__What the exercise asks__
Output the line containing "Give me the" and all subsequent lines of the listing below, copied exactly, with no other lines.

__Data rows__
☆ ☆ ☆

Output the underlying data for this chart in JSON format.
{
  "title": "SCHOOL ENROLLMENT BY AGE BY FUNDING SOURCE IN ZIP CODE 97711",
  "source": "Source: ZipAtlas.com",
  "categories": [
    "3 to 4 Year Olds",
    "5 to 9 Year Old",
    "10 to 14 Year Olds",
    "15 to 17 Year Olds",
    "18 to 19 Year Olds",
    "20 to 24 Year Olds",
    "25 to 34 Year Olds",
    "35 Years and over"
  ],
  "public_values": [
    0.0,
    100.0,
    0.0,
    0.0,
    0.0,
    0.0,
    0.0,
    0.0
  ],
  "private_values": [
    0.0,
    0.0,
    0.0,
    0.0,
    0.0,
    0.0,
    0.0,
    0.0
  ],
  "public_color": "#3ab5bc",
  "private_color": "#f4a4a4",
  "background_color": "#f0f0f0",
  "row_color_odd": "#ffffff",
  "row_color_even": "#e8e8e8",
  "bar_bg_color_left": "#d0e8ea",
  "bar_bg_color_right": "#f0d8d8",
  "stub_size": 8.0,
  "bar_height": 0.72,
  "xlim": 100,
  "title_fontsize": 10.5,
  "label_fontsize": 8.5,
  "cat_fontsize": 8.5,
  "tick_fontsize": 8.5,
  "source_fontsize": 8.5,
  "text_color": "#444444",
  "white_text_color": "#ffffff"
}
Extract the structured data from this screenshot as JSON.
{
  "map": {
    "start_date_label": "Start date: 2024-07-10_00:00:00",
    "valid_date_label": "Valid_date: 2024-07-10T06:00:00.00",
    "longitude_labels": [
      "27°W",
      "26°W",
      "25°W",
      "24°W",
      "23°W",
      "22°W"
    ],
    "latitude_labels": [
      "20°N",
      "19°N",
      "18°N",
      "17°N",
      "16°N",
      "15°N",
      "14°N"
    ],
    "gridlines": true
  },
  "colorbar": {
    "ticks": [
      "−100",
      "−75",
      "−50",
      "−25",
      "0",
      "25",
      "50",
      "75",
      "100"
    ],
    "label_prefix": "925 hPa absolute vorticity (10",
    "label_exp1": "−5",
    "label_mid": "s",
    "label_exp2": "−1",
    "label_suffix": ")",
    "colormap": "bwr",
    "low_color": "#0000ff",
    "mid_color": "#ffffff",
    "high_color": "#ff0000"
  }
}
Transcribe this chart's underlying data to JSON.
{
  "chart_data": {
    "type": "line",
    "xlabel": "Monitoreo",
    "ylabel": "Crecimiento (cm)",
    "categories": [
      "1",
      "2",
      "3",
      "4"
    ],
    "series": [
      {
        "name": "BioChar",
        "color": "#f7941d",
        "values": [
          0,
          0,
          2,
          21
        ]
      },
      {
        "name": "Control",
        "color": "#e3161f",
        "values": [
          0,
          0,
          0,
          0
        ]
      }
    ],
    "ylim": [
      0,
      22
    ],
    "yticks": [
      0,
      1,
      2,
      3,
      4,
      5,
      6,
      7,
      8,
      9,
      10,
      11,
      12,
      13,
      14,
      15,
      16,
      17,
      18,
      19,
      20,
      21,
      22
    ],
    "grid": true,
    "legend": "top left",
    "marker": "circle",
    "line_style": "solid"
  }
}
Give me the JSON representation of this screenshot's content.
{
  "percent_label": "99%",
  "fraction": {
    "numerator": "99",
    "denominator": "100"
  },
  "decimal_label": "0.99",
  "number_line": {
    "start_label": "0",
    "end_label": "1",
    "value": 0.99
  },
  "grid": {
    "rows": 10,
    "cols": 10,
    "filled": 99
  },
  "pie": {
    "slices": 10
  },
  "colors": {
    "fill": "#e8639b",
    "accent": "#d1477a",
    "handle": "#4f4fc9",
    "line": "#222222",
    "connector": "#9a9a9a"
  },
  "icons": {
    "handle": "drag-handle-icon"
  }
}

☆ ☆ ☆

__Correct answer__
Give me the JSON representation of this screenshot's content.
{
  "percent_label": "99%",
  "fraction": {
    "numerator": "99",
    "denominator": "100"
  },
  "decimal_label": "0.99",
  "number_line": {
    "start_label": "0",
    "end_label": "1",
    "value": 0.99
  },
  "grid": {
    "rows": 10,
    "cols": 10,
    "filled": 99
  },
  "pie": {
    "slices": 10
  },
  "colors": {
    "fill": "#e8639b",
    "accent": "#d1477a",
    "handle": "#4f4fc9",
    "line": "#222222",
    "connector": "#9a9a9a"
  },
  "icons": {
    "handle": "drag-handle-icon"
  }
}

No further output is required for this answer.